- _Text to read_
⟨

In the fourth chapter C. presents a plethora of authors who have woven and rewoven a Penelope close to or far away from Homer's one. By means of poems written by well-known poets like Wallace Stevens and Linda Pastam or some not so well-known like Karen Whitehill and Joseph Aulander we discover that the Penelopean poetics stick fast to the representations of Penelope through the centuries. Penelope appears as representative of a feminine discourse not only in the Odyssey but also in many texts that reread it. The highlights of this historical investigation are Joyce's Molly Bloom, whose discourse is gendered as feminine specially through its multiplicity, Dorothy Parker's poem "Penelope", a sonnet by Edmund Spenser, Theodore Weiss' "The Storeroom" -- in which Odysseus' typical instruments, "the bow and lyre, have been incorporated into the Penelopean web" (p. 111) -- and Derek Walcott's "Omeros", all of them beautifully interpreted. Some authors focus on the apparent nullity of Penelope's weaving. But this is not the predominant Penelope of the later tradition. "Penelope" frequently declares her independence from the masculine word/world, particularly by her body and her work. Penelope's heritage is not a nothingness, but a creative process.

⟩

- _Extracted information_
⟨

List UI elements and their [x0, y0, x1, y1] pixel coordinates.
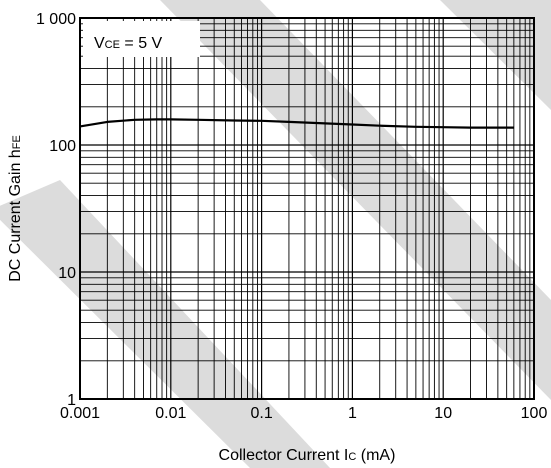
y-tick-label: 1 — [67, 392, 76, 409]
y-tick-labels: 1 10 100 1 000 — [36, 11, 76, 409]
y-axis-title: DC Current Gain hFE — [7, 135, 24, 282]
watermark-band-3 — [440, 0, 551, 110]
x-tick-label: 0.001 — [60, 405, 100, 422]
watermark-band-1 — [0, 180, 330, 468]
y-tick-label: 10 — [58, 265, 76, 282]
watermark-band-2 — [160, 0, 551, 400]
x-axis-title: Collector Current IC (mA) — [219, 447, 396, 464]
x-tick-label: 0.01 — [155, 405, 186, 422]
annotation-vce: VCE = 5 V — [94, 35, 163, 52]
x-tick-label: 1 — [348, 405, 357, 422]
grid — [80, 18, 534, 399]
series-line-1 — [79, 118, 514, 129]
series-group — [79, 118, 514, 129]
annotation-box: VCE = 5 V — [83, 21, 200, 57]
plot-frame — [79, 17, 535, 400]
y-tick-label: 100 — [49, 138, 76, 155]
x-tick-label: 0.1 — [250, 405, 272, 422]
x-tick-label: 10 — [434, 405, 452, 422]
x-tick-labels: 0.001 0.01 0.1 1 10 100 — [60, 405, 547, 422]
y-tick-label: 1 000 — [36, 11, 76, 28]
annotation-background — [83, 21, 200, 57]
x-tick-label: 100 — [521, 405, 548, 422]
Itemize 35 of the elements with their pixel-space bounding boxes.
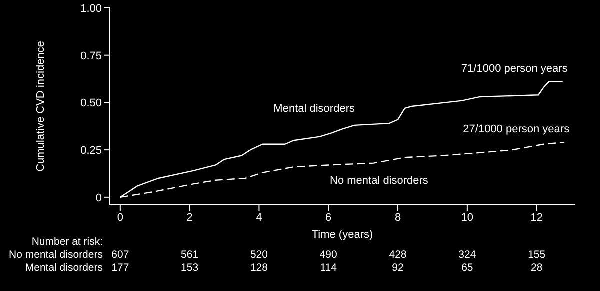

⟩

- _Instruction_
According to the passage about Penelope, what has been incorporated into the Penelopean web in Theodore Weiss' "The Storeroom"? The data stands apart from the passage about Penelope.

- _Correct output_
Odysseus' typical instruments, the bow and lyre.